EXERCISE INPUT ::
★ ★ ★ ★ ★ ★ ★
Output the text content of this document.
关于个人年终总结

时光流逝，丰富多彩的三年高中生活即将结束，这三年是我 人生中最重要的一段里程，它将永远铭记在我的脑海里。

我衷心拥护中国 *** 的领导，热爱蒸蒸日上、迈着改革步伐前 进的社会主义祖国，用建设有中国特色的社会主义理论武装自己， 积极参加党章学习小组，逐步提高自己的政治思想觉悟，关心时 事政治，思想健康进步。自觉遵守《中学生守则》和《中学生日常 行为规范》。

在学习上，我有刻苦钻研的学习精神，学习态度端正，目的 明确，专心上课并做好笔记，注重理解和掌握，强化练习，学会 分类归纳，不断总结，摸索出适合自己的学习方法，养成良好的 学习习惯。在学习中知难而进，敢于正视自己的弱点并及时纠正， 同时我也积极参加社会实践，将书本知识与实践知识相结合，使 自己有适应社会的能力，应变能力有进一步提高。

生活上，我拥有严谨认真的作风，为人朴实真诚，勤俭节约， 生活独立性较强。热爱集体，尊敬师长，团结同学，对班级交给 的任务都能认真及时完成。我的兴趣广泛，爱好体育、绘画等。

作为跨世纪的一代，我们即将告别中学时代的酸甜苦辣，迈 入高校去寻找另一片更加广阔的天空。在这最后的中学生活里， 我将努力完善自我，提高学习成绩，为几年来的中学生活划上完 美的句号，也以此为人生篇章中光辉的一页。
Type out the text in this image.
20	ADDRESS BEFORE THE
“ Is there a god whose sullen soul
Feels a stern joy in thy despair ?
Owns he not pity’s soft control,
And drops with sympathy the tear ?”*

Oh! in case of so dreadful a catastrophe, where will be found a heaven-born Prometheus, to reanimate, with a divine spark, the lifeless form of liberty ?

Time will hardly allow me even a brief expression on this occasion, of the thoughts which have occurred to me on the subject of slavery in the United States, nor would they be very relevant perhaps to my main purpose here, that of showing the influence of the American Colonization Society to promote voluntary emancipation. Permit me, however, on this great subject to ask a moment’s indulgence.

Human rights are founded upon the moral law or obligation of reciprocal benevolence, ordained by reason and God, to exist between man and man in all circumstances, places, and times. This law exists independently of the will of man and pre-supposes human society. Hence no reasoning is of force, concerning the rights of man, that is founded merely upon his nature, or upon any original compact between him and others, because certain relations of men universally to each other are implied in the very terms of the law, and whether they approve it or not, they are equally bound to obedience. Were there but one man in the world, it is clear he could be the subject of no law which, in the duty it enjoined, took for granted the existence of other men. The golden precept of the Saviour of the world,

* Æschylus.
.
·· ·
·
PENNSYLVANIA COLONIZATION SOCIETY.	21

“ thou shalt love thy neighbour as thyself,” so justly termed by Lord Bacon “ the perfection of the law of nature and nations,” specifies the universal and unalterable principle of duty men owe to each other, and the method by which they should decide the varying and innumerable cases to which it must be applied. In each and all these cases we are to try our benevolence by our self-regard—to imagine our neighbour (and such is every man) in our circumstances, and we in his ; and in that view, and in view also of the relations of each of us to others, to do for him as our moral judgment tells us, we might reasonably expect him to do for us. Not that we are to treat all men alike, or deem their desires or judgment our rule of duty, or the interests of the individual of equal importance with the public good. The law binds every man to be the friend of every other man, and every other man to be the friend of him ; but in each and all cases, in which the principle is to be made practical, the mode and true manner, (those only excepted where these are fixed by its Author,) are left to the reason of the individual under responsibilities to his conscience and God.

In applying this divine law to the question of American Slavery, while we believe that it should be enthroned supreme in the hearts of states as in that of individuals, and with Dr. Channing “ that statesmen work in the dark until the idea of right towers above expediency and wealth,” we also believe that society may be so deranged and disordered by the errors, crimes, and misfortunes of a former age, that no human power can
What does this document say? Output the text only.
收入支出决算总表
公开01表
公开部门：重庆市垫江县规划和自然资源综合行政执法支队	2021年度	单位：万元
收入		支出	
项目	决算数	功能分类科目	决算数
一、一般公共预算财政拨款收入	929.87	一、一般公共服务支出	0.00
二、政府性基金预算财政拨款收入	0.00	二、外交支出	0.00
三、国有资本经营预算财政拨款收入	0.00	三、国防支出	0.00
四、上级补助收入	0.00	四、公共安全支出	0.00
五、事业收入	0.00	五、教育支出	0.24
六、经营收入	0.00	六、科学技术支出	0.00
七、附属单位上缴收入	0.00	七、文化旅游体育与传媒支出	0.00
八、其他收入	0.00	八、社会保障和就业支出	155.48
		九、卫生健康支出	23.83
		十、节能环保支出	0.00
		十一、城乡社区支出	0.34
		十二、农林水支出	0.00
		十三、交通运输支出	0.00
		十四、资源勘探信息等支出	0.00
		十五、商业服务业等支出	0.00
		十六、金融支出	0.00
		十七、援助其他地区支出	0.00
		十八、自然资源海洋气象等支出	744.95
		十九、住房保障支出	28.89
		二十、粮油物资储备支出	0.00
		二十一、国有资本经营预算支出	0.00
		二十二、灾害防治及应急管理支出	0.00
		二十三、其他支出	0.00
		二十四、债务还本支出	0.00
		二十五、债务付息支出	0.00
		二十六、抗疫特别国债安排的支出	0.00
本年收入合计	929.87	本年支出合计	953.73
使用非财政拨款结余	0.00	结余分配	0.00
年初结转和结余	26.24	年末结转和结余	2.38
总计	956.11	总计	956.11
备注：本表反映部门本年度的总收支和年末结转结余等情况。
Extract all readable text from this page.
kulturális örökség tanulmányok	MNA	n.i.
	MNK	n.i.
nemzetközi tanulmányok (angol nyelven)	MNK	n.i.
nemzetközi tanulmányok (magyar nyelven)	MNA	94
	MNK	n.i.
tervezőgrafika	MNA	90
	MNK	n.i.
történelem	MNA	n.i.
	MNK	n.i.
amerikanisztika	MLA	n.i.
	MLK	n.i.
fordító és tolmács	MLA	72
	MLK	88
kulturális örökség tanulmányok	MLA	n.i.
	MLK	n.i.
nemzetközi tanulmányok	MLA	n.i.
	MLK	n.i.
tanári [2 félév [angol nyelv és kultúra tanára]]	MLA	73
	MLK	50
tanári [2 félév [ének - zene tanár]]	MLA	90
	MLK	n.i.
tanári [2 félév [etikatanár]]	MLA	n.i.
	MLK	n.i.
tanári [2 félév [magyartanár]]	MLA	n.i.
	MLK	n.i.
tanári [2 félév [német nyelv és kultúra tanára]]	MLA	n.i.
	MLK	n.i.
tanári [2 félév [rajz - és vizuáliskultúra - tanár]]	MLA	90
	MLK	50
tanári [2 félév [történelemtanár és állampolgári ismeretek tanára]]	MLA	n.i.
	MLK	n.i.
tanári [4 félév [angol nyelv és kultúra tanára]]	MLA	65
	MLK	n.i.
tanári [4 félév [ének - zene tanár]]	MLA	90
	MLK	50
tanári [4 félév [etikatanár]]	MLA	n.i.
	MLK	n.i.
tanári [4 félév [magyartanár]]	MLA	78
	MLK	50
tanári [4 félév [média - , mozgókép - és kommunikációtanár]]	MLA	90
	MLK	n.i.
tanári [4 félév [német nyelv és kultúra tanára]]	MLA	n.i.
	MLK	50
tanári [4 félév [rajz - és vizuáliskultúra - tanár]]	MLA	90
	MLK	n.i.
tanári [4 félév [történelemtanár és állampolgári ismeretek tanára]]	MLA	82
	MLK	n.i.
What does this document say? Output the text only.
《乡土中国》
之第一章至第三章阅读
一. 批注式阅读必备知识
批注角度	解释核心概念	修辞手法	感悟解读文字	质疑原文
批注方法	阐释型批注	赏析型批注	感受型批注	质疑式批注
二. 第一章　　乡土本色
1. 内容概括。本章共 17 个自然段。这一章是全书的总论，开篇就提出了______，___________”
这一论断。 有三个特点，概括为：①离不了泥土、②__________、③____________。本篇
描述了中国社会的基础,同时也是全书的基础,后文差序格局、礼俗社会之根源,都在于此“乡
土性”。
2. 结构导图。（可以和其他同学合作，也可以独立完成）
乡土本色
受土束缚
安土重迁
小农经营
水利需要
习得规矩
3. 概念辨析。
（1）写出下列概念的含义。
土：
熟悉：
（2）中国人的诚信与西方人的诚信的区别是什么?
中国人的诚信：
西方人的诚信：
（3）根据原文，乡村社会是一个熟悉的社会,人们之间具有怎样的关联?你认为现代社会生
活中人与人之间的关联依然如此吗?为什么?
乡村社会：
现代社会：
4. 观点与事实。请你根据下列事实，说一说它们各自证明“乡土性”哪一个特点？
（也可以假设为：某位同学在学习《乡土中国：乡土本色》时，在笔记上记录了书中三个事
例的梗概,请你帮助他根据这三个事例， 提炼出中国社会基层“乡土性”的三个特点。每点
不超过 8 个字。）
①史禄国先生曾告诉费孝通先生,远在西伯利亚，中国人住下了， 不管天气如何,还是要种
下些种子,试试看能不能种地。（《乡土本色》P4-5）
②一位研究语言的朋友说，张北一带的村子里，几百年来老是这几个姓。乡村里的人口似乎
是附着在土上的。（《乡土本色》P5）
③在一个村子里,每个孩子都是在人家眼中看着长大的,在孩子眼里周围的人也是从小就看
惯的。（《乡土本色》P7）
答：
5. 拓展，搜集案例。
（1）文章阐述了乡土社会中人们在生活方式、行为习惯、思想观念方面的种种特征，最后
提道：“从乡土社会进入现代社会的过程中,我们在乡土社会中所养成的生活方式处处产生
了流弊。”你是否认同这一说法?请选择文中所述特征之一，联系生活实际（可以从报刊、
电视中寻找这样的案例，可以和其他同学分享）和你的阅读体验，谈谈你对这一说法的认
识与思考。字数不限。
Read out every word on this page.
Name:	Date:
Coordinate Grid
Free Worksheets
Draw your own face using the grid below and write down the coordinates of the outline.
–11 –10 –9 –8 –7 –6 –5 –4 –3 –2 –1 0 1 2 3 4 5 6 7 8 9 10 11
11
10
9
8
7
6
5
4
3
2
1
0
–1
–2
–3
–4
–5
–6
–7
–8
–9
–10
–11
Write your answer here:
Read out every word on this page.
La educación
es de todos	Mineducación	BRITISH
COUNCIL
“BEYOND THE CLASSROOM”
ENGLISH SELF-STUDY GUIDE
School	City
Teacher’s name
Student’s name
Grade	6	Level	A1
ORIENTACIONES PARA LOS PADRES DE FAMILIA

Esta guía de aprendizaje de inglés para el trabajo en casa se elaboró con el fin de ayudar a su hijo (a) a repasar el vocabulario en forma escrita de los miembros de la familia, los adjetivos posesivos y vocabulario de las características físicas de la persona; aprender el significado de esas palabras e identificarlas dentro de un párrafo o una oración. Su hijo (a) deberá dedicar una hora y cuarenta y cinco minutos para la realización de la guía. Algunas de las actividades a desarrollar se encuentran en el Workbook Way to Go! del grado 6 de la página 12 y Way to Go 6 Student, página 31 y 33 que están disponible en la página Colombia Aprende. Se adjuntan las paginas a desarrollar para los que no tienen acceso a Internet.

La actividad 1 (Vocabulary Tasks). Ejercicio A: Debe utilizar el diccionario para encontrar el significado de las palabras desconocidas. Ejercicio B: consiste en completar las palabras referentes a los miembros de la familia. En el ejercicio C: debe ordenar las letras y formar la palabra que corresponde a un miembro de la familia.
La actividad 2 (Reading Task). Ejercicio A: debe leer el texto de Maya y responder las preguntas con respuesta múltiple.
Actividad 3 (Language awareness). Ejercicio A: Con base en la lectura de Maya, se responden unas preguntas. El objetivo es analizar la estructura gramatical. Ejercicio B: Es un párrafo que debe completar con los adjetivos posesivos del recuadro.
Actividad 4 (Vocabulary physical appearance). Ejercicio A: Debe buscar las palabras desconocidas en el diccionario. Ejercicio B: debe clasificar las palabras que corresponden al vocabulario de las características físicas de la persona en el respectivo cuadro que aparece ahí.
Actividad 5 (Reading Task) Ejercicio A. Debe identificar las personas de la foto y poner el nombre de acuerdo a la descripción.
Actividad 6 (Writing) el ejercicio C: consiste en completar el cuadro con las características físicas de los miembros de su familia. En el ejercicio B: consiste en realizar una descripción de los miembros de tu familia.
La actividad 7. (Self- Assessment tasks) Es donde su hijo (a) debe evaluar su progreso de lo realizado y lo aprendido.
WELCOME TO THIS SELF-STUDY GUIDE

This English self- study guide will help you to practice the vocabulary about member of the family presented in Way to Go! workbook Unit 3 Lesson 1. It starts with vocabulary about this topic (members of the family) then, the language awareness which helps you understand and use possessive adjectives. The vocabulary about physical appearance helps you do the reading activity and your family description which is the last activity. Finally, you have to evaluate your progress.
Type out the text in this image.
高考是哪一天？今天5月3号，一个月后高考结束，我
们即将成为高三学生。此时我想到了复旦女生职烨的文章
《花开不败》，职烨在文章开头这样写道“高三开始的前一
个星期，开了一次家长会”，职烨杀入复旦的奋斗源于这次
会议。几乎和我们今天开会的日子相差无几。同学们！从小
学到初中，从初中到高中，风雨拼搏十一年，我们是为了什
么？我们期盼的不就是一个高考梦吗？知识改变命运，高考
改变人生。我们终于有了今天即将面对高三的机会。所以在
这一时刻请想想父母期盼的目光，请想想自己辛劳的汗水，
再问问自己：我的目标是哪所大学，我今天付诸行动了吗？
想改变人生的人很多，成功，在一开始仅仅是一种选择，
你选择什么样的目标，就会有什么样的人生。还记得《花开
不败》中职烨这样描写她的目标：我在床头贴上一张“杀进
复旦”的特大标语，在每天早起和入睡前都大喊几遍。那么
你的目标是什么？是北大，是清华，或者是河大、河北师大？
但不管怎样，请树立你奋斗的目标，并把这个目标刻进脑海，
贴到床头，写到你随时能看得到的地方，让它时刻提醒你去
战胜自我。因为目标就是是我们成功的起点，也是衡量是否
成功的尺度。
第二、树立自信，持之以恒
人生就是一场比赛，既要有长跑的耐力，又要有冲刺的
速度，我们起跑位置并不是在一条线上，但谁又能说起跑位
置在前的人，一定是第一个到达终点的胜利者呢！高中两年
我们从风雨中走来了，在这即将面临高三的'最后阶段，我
★ ★ ★ ★ ★ ★ ★
Every line of the listing that holds "ismeretek" is to be counted; give only the resulting number.

2